[Rows from a dataset]
[START]
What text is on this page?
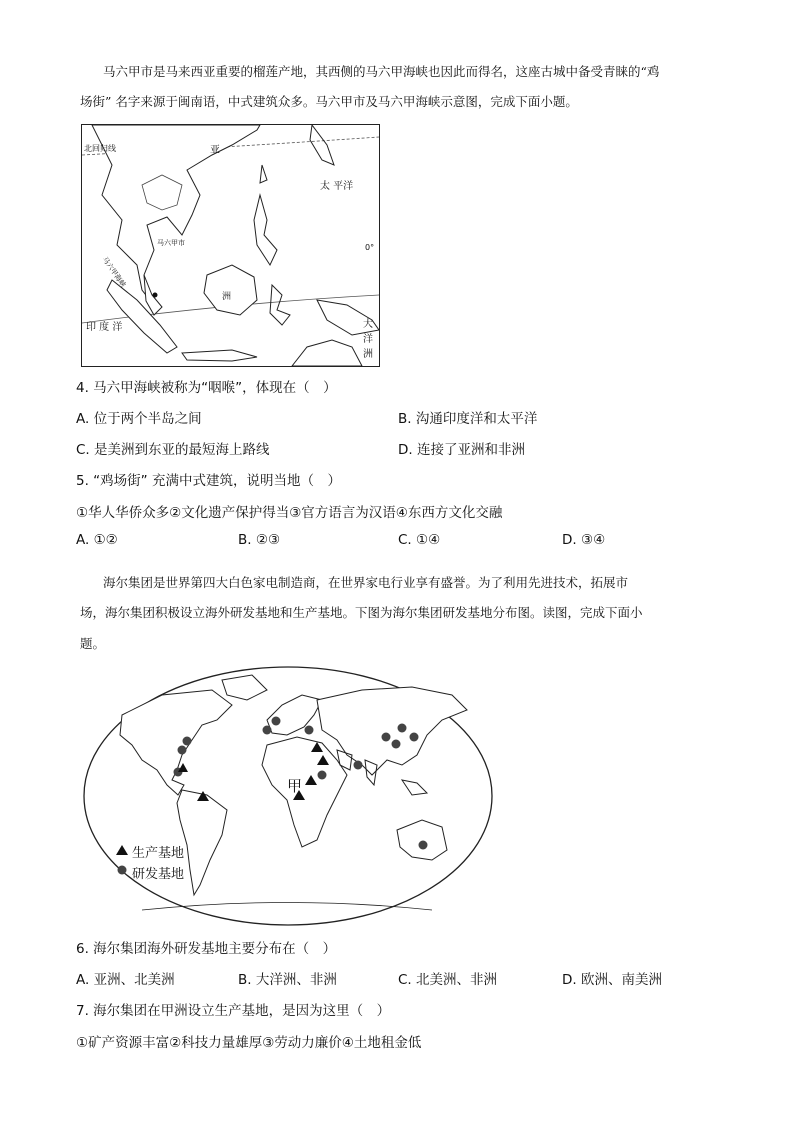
马六甲市是马来西亚重要的榴莲产地，其西侧的马六甲海峡也因此而得名，这座古城中备受青睐的“鸡
场街” 名字来源于闽南语，中式建筑众多。马六甲市及马六甲海峡示意图，完成下面小题。
北回归线	亚
太 平洋
马六甲市
马六甲海峡
洲
0°
印 度 洋	大
洋
洲
4. 马六甲海峡被称为“咽喉”，体现在（　）
A. 位于两个半岛之间	B. 沟通印度洋和太平洋
C. 是美洲到东亚的最短海上路线	D. 连接了亚洲和非洲
5. “鸡场街” 充满中式建筑，说明当地（　）
①华人华侨众多②文化遗产保护得当③官方语言为汉语④东西方文化交融
A. ①②	B. ②③	C. ①④	D. ③④
海尔集团是世界第四大白色家电制造商，在世界家电行业享有盛誉。为了利用先进技术，拓展市
场，海尔集团积极设立海外研发基地和生产基地。下图为海尔集团研发基地分布图。读图，完成下面小
题。
甲
生产基地
研发基地
6. 海尔集团海外研发基地主要分布在（　）
A. 亚洲、北美洲	B. 大洋洲、非洲	C. 北美洲、非洲	D. 欧洲、南美洲
7. 海尔集团在甲洲设立生产基地，是因为这里（　）
①矿产资源丰富②科技力量雄厚③劳动力廉价④土地租金低
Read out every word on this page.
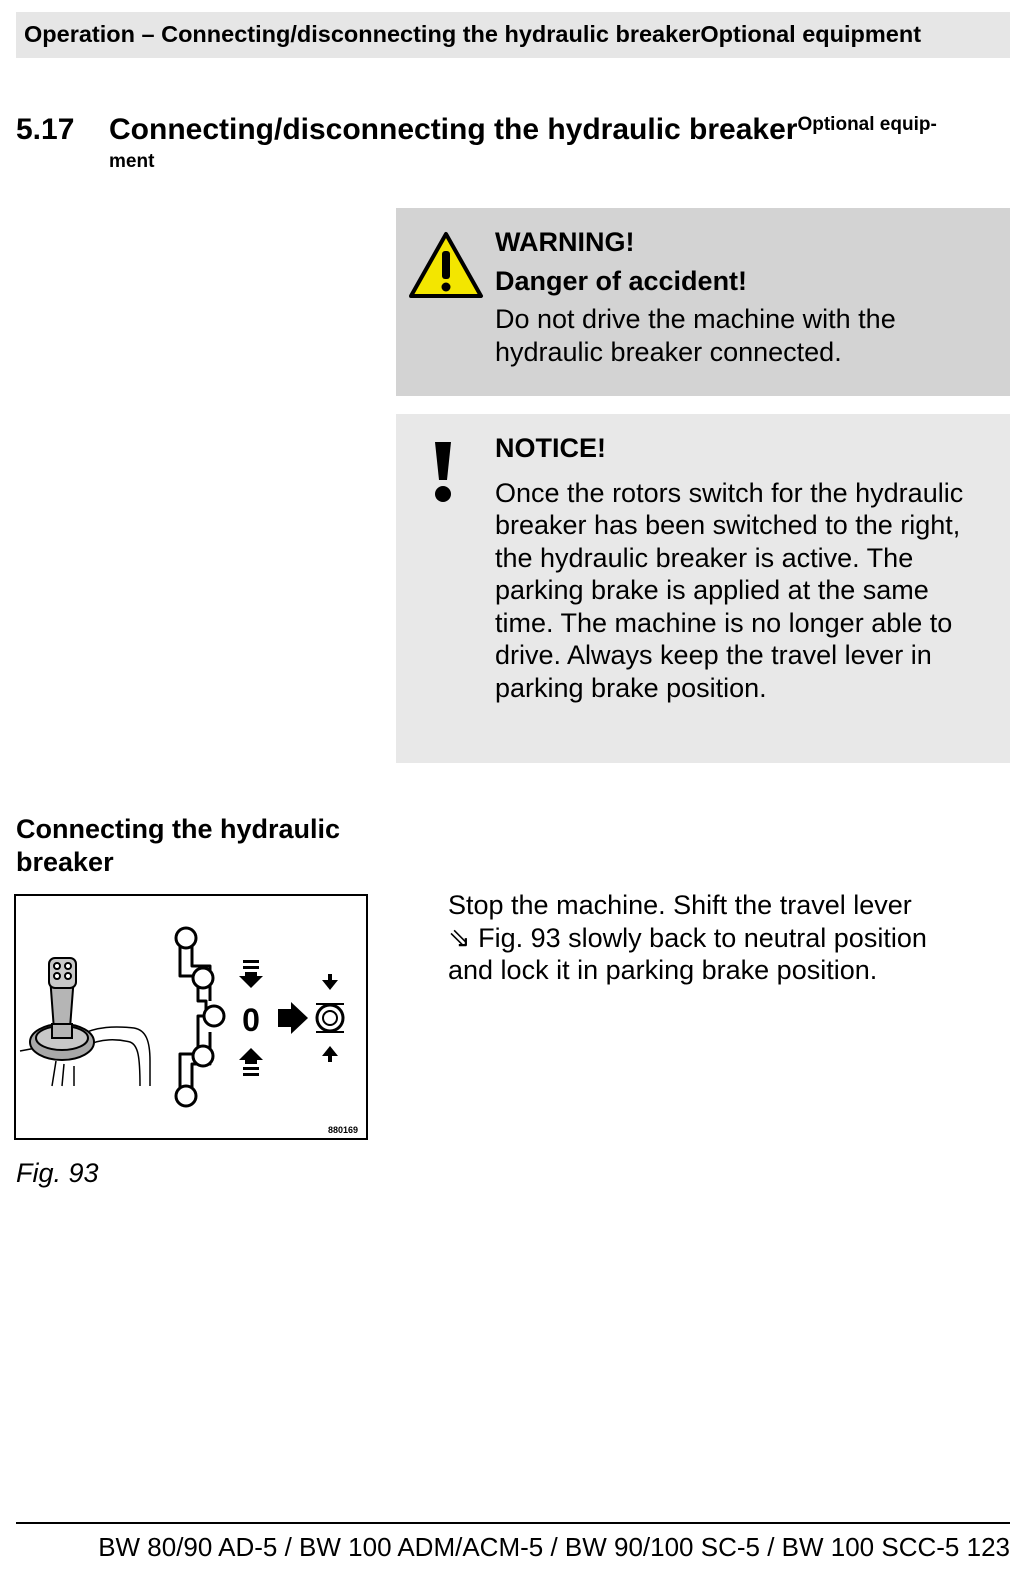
Operation – Connecting/disconnecting the hydraulic breakerOptional equipment
5.17 Connecting/disconnecting the hydraulic breaker$^{Optional equip-}$
ment
WARNING!
Danger of accident!
Do not drive the machine with the hydraulic breaker connected.
NOTICE!
Once the rotors switch for the hydraulic breaker has been switched to the right, the hydraulic breaker is active. The parking brake is applied at the same time. The machine is no longer able to drive. Always keep the travel lever in parking brake position.
Connecting the hydraulic breaker
0
880169
Fig. 93
Stop the machine. Shift the travel lever
⇘ Fig. 93 slowly back to neutral position
and lock it in parking brake position.
BW 80/90 AD-5 / BW 100 ADM/ACM-5 / BW 90/100 SC-5 / BW 100 SCC-5 123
[END]
__Problem description__:
Pictures are not part of the copy; output everything else in the records exactly.

__Completed task__:
What text is on this page?
马六甲市是马来西亚重要的榴莲产地，其西侧的马六甲海峡也因此而得名，这座古城中备受青睐的“鸡
场街” 名字来源于闽南语，中式建筑众多。马六甲市及马六甲海峡示意图，完成下面小题。
北回归线	亚
太 平洋
马六甲市
马六甲海峡
洲
0°
印 度 洋	大
洋
洲
4. 马六甲海峡被称为“咽喉”，体现在（　）
A. 位于两个半岛之间	B. 沟通印度洋和太平洋
C. 是美洲到东亚的最短海上路线	D. 连接了亚洲和非洲
5. “鸡场街” 充满中式建筑，说明当地（　）
①华人华侨众多②文化遗产保护得当③官方语言为汉语④东西方文化交融
A. ①②	B. ②③	C. ①④	D. ③④
海尔集团是世界第四大白色家电制造商，在世界家电行业享有盛誉。为了利用先进技术，拓展市
场，海尔集团积极设立海外研发基地和生产基地。下图为海尔集团研发基地分布图。读图，完成下面小
题。
甲
生产基地
研发基地
6. 海尔集团海外研发基地主要分布在（　）
A. 亚洲、北美洲	B. 大洋洲、非洲	C. 北美洲、非洲	D. 欧洲、南美洲
7. 海尔集团在甲洲设立生产基地，是因为这里（　）
①矿产资源丰富②科技力量雄厚③劳动力廉价④土地租金低
Read out every word on this page.
Operation – Connecting/disconnecting the hydraulic breakerOptional equipment
5.17 Connecting/disconnecting the hydraulic breaker$^{Optional equip-}$
ment
WARNING!
Danger of accident!
Do not drive the machine with the hydraulic breaker connected.
NOTICE!
Once the rotors switch for the hydraulic breaker has been switched to the right, the hydraulic breaker is active. The parking brake is applied at the same time. The machine is no longer able to drive. Always keep the travel lever in parking brake position.
Connecting the hydraulic breaker
0
880169
Fig. 93
Stop the machine. Shift the travel lever
⇘ Fig. 93 slowly back to neutral position
and lock it in parking brake position.
BW 80/90 AD-5 / BW 100 ADM/ACM-5 / BW 90/100 SC-5 / BW 100 SCC-5 123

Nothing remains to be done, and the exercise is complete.